- [PROBLEM TO WORK ON]
Write out the material exactly, with the pictures left out.

Items from a data source:
__________

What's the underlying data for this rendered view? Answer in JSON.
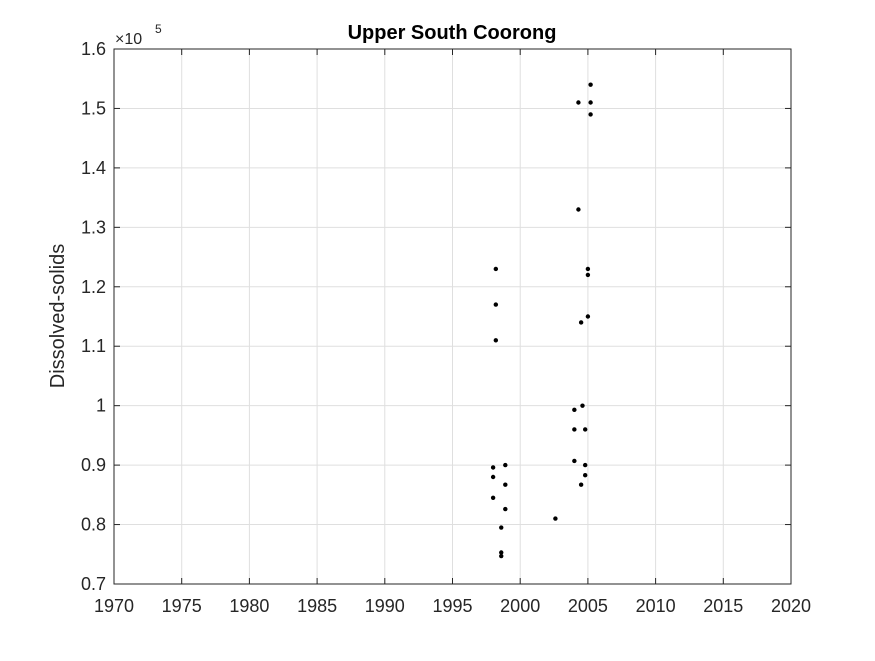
{
  "chart_data": {
    "type": "scatter",
    "title": "Upper South Coorong",
    "xlabel": "",
    "ylabel": "Dissolved-solids",
    "y_exponent_base": "×10",
    "y_exponent_power": "5",
    "xlim": [
      1970,
      2020
    ],
    "ylim": [
      0.7,
      1.6
    ],
    "y_scale_factor": 100000,
    "x_ticks": [
      1970,
      1975,
      1980,
      1985,
      1990,
      1995,
      2000,
      2005,
      2010,
      2015,
      2020
    ],
    "x_tick_labels": [
      "1970",
      "1975",
      "1980",
      "1985",
      "1990",
      "1995",
      "2000",
      "2005",
      "2010",
      "2015",
      "2020"
    ],
    "y_ticks": [
      0.7,
      0.8,
      0.9,
      1.0,
      1.1,
      1.2,
      1.3,
      1.4,
      1.5,
      1.6
    ],
    "y_tick_labels": [
      "0.7",
      "0.8",
      "0.9",
      "1",
      "1.1",
      "1.2",
      "1.3",
      "1.4",
      "1.5",
      "1.6"
    ],
    "grid": true,
    "marker_color": "#000000",
    "grid_color": "#dfdfdf",
    "axis_color": "#262626",
    "points": [
      {
        "x": 1998.2,
        "y": 1.23
      },
      {
        "x": 1998.2,
        "y": 1.17
      },
      {
        "x": 1998.2,
        "y": 1.11
      },
      {
        "x": 1998.0,
        "y": 0.896
      },
      {
        "x": 1998.0,
        "y": 0.88
      },
      {
        "x": 1998.0,
        "y": 0.845
      },
      {
        "x": 1998.9,
        "y": 0.9
      },
      {
        "x": 1998.9,
        "y": 0.867
      },
      {
        "x": 1998.9,
        "y": 0.826
      },
      {
        "x": 1998.6,
        "y": 0.795
      },
      {
        "x": 1998.6,
        "y": 0.753
      },
      {
        "x": 1998.6,
        "y": 0.747
      },
      {
        "x": 2002.6,
        "y": 0.81
      },
      {
        "x": 2004.0,
        "y": 0.993
      },
      {
        "x": 2004.0,
        "y": 0.96
      },
      {
        "x": 2004.0,
        "y": 0.907
      },
      {
        "x": 2004.3,
        "y": 1.51
      },
      {
        "x": 2004.3,
        "y": 1.33
      },
      {
        "x": 2004.5,
        "y": 1.14
      },
      {
        "x": 2004.6,
        "y": 1.0
      },
      {
        "x": 2004.5,
        "y": 0.867
      },
      {
        "x": 2004.8,
        "y": 0.96
      },
      {
        "x": 2004.8,
        "y": 0.9
      },
      {
        "x": 2004.8,
        "y": 0.883
      },
      {
        "x": 2005.0,
        "y": 1.23
      },
      {
        "x": 2005.0,
        "y": 1.22
      },
      {
        "x": 2005.0,
        "y": 1.15
      },
      {
        "x": 2005.2,
        "y": 1.54
      },
      {
        "x": 2005.2,
        "y": 1.51
      },
      {
        "x": 2005.2,
        "y": 1.49
      }
    ]
  }
}
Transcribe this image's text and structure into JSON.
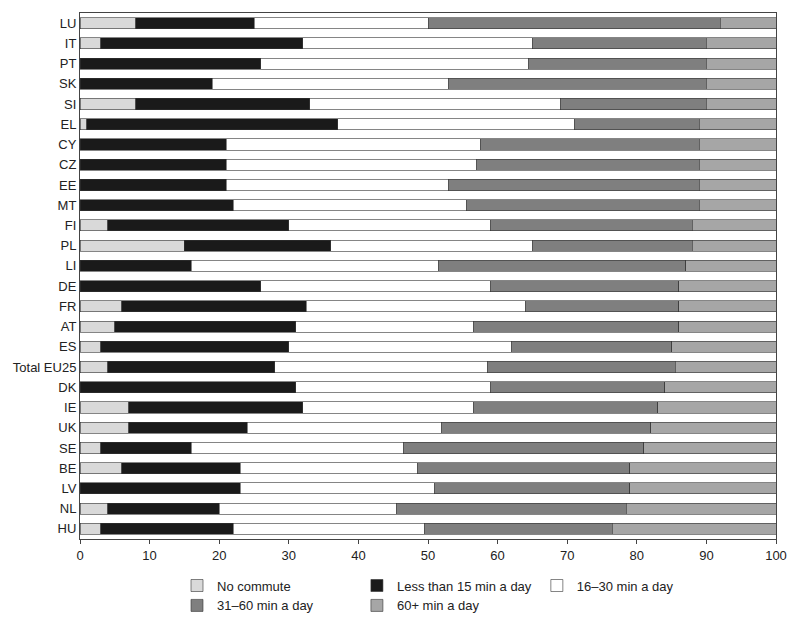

__________

- [REPLY TO THE EXERCISE]
What's the underlying data for this rendered view? Answer in JSON.
{
  "chart_data": {
    "type": "scatter",
    "title": "Upper South Coorong",
    "xlabel": "",
    "ylabel": "Dissolved-solids",
    "y_exponent_base": "×10",
    "y_exponent_power": "5",
    "xlim": [
      1970,
      2020
    ],
    "ylim": [
      0.7,
      1.6
    ],
    "y_scale_factor": 100000,
    "x_ticks": [
      1970,
      1975,
      1980,
      1985,
      1990,
      1995,
      2000,
      2005,
      2010,
      2015,
      2020
    ],
    "x_tick_labels": [
      "1970",
      "1975",
      "1980",
      "1985",
      "1990",
      "1995",
      "2000",
      "2005",
      "2010",
      "2015",
      "2020"
    ],
    "y_ticks": [
      0.7,
      0.8,
      0.9,
      1.0,
      1.1,
      1.2,
      1.3,
      1.4,
      1.5,
      1.6
    ],
    "y_tick_labels": [
      "0.7",
      "0.8",
      "0.9",
      "1",
      "1.1",
      "1.2",
      "1.3",
      "1.4",
      "1.5",
      "1.6"
    ],
    "grid": true,
    "marker_color": "#000000",
    "grid_color": "#dfdfdf",
    "axis_color": "#262626",
    "points": [
      {
        "x": 1998.2,
        "y": 1.23
      },
      {
        "x": 1998.2,
        "y": 1.17
      },
      {
        "x": 1998.2,
        "y": 1.11
      },
      {
        "x": 1998.0,
        "y": 0.896
      },
      {
        "x": 1998.0,
        "y": 0.88
      },
      {
        "x": 1998.0,
        "y": 0.845
      },
      {
        "x": 1998.9,
        "y": 0.9
      },
      {
        "x": 1998.9,
        "y": 0.867
      },
      {
        "x": 1998.9,
        "y": 0.826
      },
      {
        "x": 1998.6,
        "y": 0.795
      },
      {
        "x": 1998.6,
        "y": 0.753
      },
      {
        "x": 1998.6,
        "y": 0.747
      },
      {
        "x": 2002.6,
        "y": 0.81
      },
      {
        "x": 2004.0,
        "y": 0.993
      },
      {
        "x": 2004.0,
        "y": 0.96
      },
      {
        "x": 2004.0,
        "y": 0.907
      },
      {
        "x": 2004.3,
        "y": 1.51
      },
      {
        "x": 2004.3,
        "y": 1.33
      },
      {
        "x": 2004.5,
        "y": 1.14
      },
      {
        "x": 2004.6,
        "y": 1.0
      },
      {
        "x": 2004.5,
        "y": 0.867
      },
      {
        "x": 2004.8,
        "y": 0.96
      },
      {
        "x": 2004.8,
        "y": 0.9
      },
      {
        "x": 2004.8,
        "y": 0.883
      },
      {
        "x": 2005.0,
        "y": 1.23
      },
      {
        "x": 2005.0,
        "y": 1.22
      },
      {
        "x": 2005.0,
        "y": 1.15
      },
      {
        "x": 2005.2,
        "y": 1.54
      },
      {
        "x": 2005.2,
        "y": 1.51
      },
      {
        "x": 2005.2,
        "y": 1.49
      }
    ]
  }
}
Transcribe this image's text and structure into JSON.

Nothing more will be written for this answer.